• Exercise requirements
Your task is to transcribe the data in full.

(Dataset items)
--- BEGIN ---

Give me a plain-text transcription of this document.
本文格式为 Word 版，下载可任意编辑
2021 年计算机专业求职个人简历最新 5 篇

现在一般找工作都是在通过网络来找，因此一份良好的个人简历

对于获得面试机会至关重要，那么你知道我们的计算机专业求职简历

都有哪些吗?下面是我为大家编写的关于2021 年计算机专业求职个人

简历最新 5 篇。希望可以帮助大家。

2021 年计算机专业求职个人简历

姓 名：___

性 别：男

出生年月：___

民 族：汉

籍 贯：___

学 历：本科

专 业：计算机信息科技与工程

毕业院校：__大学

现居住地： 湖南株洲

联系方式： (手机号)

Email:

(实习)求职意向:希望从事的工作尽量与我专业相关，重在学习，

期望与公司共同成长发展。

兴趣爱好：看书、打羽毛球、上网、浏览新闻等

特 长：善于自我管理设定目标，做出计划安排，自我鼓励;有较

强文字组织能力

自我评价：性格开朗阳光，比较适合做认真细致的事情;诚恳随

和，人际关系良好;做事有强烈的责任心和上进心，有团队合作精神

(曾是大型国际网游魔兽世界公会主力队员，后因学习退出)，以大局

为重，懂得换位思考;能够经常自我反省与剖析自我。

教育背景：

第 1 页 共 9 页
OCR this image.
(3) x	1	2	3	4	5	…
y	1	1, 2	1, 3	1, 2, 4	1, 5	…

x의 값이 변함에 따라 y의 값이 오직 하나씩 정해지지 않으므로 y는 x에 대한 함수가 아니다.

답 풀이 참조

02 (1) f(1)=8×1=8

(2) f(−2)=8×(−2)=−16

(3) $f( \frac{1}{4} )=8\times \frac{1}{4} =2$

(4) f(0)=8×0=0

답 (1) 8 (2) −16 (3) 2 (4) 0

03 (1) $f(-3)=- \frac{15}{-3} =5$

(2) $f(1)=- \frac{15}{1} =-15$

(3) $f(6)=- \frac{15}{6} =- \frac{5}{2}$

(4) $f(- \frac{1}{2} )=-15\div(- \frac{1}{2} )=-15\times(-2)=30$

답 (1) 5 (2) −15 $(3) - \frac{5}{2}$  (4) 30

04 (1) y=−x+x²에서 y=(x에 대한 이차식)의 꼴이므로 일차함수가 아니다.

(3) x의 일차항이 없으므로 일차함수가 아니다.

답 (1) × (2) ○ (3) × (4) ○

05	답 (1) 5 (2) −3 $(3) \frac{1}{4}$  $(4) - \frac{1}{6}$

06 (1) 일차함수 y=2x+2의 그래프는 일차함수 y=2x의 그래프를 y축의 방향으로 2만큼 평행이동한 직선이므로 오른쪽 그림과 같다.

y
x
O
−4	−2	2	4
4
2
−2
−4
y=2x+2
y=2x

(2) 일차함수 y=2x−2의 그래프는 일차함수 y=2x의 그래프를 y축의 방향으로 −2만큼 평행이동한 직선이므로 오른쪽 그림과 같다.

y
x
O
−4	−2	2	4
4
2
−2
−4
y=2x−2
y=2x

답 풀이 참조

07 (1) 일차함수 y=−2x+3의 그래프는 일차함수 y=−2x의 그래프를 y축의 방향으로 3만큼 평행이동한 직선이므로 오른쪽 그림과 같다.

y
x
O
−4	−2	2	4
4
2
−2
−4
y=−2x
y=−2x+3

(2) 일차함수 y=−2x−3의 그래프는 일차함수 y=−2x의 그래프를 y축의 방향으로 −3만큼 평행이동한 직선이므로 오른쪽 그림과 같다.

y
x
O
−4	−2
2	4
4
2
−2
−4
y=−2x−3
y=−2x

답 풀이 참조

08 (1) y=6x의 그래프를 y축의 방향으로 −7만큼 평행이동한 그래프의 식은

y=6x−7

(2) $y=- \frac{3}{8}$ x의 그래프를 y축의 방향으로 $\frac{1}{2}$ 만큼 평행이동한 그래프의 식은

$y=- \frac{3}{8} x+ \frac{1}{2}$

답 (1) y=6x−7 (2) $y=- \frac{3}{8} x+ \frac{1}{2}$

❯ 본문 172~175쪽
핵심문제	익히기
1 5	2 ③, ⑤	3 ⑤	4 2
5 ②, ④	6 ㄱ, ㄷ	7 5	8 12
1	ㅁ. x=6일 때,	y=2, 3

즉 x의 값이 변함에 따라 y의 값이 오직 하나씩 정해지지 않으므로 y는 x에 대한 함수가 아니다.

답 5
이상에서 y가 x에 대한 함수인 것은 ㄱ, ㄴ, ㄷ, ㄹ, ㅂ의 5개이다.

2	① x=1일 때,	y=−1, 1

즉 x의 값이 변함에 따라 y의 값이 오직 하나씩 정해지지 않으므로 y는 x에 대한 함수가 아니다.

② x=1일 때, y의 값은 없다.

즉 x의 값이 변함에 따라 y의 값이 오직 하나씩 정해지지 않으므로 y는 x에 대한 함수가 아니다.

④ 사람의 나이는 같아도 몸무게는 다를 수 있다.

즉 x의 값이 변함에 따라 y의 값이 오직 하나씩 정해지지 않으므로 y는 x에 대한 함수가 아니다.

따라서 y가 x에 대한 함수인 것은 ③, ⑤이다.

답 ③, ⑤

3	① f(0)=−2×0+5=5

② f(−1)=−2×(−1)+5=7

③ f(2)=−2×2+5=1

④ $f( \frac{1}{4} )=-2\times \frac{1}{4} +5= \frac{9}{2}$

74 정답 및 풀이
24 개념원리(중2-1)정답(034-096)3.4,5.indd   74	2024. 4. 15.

--- END ---

• Response to the task
Give me a plain-text transcription of this document.
本文格式为 Word 版，下载可任意编辑
2021 年计算机专业求职个人简历最新 5 篇

现在一般找工作都是在通过网络来找，因此一份良好的个人简历

对于获得面试机会至关重要，那么你知道我们的计算机专业求职简历

都有哪些吗?下面是我为大家编写的关于2021 年计算机专业求职个人

简历最新 5 篇。希望可以帮助大家。

2021 年计算机专业求职个人简历

姓 名：___

性 别：男

出生年月：___

民 族：汉

籍 贯：___

学 历：本科

专 业：计算机信息科技与工程

毕业院校：__大学

现居住地： 湖南株洲

联系方式： (手机号)

Email:

(实习)求职意向:希望从事的工作尽量与我专业相关，重在学习，

期望与公司共同成长发展。

兴趣爱好：看书、打羽毛球、上网、浏览新闻等

特 长：善于自我管理设定目标，做出计划安排，自我鼓励;有较

强文字组织能力

自我评价：性格开朗阳光，比较适合做认真细致的事情;诚恳随

和，人际关系良好;做事有强烈的责任心和上进心，有团队合作精神

(曾是大型国际网游魔兽世界公会主力队员，后因学习退出)，以大局

为重，懂得换位思考;能够经常自我反省与剖析自我。

教育背景：

第 1 页 共 9 页
OCR this image.
(3) x	1	2	3	4	5	…
y	1	1, 2	1, 3	1, 2, 4	1, 5	…

x의 값이 변함에 따라 y의 값이 오직 하나씩 정해지지 않으므로 y는 x에 대한 함수가 아니다.

답 풀이 참조

02 (1) f(1)=8×1=8

(2) f(−2)=8×(−2)=−16

(3) $f( \frac{1}{4} )=8\times \frac{1}{4} =2$

(4) f(0)=8×0=0

답 (1) 8 (2) −16 (3) 2 (4) 0

03 (1) $f(-3)=- \frac{15}{-3} =5$

(2) $f(1)=- \frac{15}{1} =-15$

(3) $f(6)=- \frac{15}{6} =- \frac{5}{2}$

(4) $f(- \frac{1}{2} )=-15\div(- \frac{1}{2} )=-15\times(-2)=30$

답 (1) 5 (2) −15 $(3) - \frac{5}{2}$  (4) 30

04 (1) y=−x+x²에서 y=(x에 대한 이차식)의 꼴이므로 일차함수가 아니다.

(3) x의 일차항이 없으므로 일차함수가 아니다.

답 (1) × (2) ○ (3) × (4) ○

05	답 (1) 5 (2) −3 $(3) \frac{1}{4}$  $(4) - \frac{1}{6}$

06 (1) 일차함수 y=2x+2의 그래프는 일차함수 y=2x의 그래프를 y축의 방향으로 2만큼 평행이동한 직선이므로 오른쪽 그림과 같다.

y
x
O
−4	−2	2	4
4
2
−2
−4
y=2x+2
y=2x

(2) 일차함수 y=2x−2의 그래프는 일차함수 y=2x의 그래프를 y축의 방향으로 −2만큼 평행이동한 직선이므로 오른쪽 그림과 같다.

y
x
O
−4	−2	2	4
4
2
−2
−4
y=2x−2
y=2x

답 풀이 참조

07 (1) 일차함수 y=−2x+3의 그래프는 일차함수 y=−2x의 그래프를 y축의 방향으로 3만큼 평행이동한 직선이므로 오른쪽 그림과 같다.

y
x
O
−4	−2	2	4
4
2
−2
−4
y=−2x
y=−2x+3

(2) 일차함수 y=−2x−3의 그래프는 일차함수 y=−2x의 그래프를 y축의 방향으로 −3만큼 평행이동한 직선이므로 오른쪽 그림과 같다.

y
x
O
−4	−2
2	4
4
2
−2
−4
y=−2x−3
y=−2x

답 풀이 참조

08 (1) y=6x의 그래프를 y축의 방향으로 −7만큼 평행이동한 그래프의 식은

y=6x−7

(2) $y=- \frac{3}{8}$ x의 그래프를 y축의 방향으로 $\frac{1}{2}$ 만큼 평행이동한 그래프의 식은

$y=- \frac{3}{8} x+ \frac{1}{2}$

답 (1) y=6x−7 (2) $y=- \frac{3}{8} x+ \frac{1}{2}$

❯ 본문 172~175쪽
핵심문제	익히기
1 5	2 ③, ⑤	3 ⑤	4 2
5 ②, ④	6 ㄱ, ㄷ	7 5	8 12
1	ㅁ. x=6일 때,	y=2, 3

즉 x의 값이 변함에 따라 y의 값이 오직 하나씩 정해지지 않으므로 y는 x에 대한 함수가 아니다.

답 5
이상에서 y가 x에 대한 함수인 것은 ㄱ, ㄴ, ㄷ, ㄹ, ㅂ의 5개이다.

2	① x=1일 때,	y=−1, 1

즉 x의 값이 변함에 따라 y의 값이 오직 하나씩 정해지지 않으므로 y는 x에 대한 함수가 아니다.

② x=1일 때, y의 값은 없다.

즉 x의 값이 변함에 따라 y의 값이 오직 하나씩 정해지지 않으므로 y는 x에 대한 함수가 아니다.

④ 사람의 나이는 같아도 몸무게는 다를 수 있다.

즉 x의 값이 변함에 따라 y의 값이 오직 하나씩 정해지지 않으므로 y는 x에 대한 함수가 아니다.

따라서 y가 x에 대한 함수인 것은 ③, ⑤이다.

답 ③, ⑤

3	① f(0)=−2×0+5=5

② f(−1)=−2×(−1)+5=7

③ f(2)=−2×2+5=1

④ $f( \frac{1}{4} )=-2\times \frac{1}{4} +5= \frac{9}{2}$

74 정답 및 풀이
24 개념원리(중2-1)정답(034-096)3.4,5.indd   74	2024. 4. 15.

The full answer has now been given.